*Dataset:*
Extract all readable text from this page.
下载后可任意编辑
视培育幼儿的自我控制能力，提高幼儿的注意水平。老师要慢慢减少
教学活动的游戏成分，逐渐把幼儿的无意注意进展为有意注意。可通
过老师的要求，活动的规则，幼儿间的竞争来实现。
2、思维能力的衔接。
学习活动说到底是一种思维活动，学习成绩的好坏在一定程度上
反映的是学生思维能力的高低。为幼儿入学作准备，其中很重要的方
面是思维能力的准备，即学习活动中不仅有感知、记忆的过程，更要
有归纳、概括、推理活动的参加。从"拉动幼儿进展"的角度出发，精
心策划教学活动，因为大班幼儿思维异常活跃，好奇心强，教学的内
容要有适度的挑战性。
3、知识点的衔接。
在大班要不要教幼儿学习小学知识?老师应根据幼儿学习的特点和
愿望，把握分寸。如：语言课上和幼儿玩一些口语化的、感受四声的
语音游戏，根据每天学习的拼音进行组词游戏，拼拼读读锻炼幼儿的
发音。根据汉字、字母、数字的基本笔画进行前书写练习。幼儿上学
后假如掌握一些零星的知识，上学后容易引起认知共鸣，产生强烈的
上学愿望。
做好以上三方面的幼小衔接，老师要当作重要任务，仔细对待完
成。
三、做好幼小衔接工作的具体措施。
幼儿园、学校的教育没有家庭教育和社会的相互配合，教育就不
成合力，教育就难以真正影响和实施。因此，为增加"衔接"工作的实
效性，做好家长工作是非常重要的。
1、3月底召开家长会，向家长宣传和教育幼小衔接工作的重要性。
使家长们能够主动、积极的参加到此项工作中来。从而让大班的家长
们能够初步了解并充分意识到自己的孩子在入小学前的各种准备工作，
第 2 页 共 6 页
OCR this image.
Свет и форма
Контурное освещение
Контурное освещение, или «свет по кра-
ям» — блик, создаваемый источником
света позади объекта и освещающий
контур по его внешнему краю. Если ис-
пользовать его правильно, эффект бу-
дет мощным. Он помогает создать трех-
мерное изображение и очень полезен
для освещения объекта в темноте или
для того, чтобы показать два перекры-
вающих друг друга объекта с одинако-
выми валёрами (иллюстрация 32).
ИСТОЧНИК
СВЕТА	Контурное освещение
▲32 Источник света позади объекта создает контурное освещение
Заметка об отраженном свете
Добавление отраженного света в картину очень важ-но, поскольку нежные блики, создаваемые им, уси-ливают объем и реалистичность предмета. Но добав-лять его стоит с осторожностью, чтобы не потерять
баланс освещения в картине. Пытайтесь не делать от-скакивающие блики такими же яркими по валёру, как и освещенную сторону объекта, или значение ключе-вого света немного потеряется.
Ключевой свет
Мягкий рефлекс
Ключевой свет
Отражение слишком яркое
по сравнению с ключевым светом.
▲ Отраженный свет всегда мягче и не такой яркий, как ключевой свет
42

*Exercise objective:*
Extract the complete set of records unchanged.

*The answer:*
Extract all readable text from this page.
下载后可任意编辑
视培育幼儿的自我控制能力，提高幼儿的注意水平。老师要慢慢减少
教学活动的游戏成分，逐渐把幼儿的无意注意进展为有意注意。可通
过老师的要求，活动的规则，幼儿间的竞争来实现。
2、思维能力的衔接。
学习活动说到底是一种思维活动，学习成绩的好坏在一定程度上
反映的是学生思维能力的高低。为幼儿入学作准备，其中很重要的方
面是思维能力的准备，即学习活动中不仅有感知、记忆的过程，更要
有归纳、概括、推理活动的参加。从"拉动幼儿进展"的角度出发，精
心策划教学活动，因为大班幼儿思维异常活跃，好奇心强，教学的内
容要有适度的挑战性。
3、知识点的衔接。
在大班要不要教幼儿学习小学知识?老师应根据幼儿学习的特点和
愿望，把握分寸。如：语言课上和幼儿玩一些口语化的、感受四声的
语音游戏，根据每天学习的拼音进行组词游戏，拼拼读读锻炼幼儿的
发音。根据汉字、字母、数字的基本笔画进行前书写练习。幼儿上学
后假如掌握一些零星的知识，上学后容易引起认知共鸣，产生强烈的
上学愿望。
做好以上三方面的幼小衔接，老师要当作重要任务，仔细对待完
成。
三、做好幼小衔接工作的具体措施。
幼儿园、学校的教育没有家庭教育和社会的相互配合，教育就不
成合力，教育就难以真正影响和实施。因此，为增加"衔接"工作的实
效性，做好家长工作是非常重要的。
1、3月底召开家长会，向家长宣传和教育幼小衔接工作的重要性。
使家长们能够主动、积极的参加到此项工作中来。从而让大班的家长
们能够初步了解并充分意识到自己的孩子在入小学前的各种准备工作，
第 2 页 共 6 页
OCR this image.
Свет и форма
Контурное освещение
Контурное освещение, или «свет по кра-
ям» — блик, создаваемый источником
света позади объекта и освещающий
контур по его внешнему краю. Если ис-
пользовать его правильно, эффект бу-
дет мощным. Он помогает создать трех-
мерное изображение и очень полезен
для освещения объекта в темноте или
для того, чтобы показать два перекры-
вающих друг друга объекта с одинако-
выми валёрами (иллюстрация 32).
ИСТОЧНИК
СВЕТА	Контурное освещение
▲32 Источник света позади объекта создает контурное освещение
Заметка об отраженном свете
Добавление отраженного света в картину очень важ-но, поскольку нежные блики, создаваемые им, уси-ливают объем и реалистичность предмета. Но добав-лять его стоит с осторожностью, чтобы не потерять
баланс освещения в картине. Пытайтесь не делать от-скакивающие блики такими же яркими по валёру, как и освещенную сторону объекта, или значение ключе-вого света немного потеряется.
Ключевой свет
Мягкий рефлекс
Ключевой свет
Отражение слишком яркое
по сравнению с ключевым светом.
▲ Отраженный свет всегда мягче и не такой яркий, как ключевой свет
42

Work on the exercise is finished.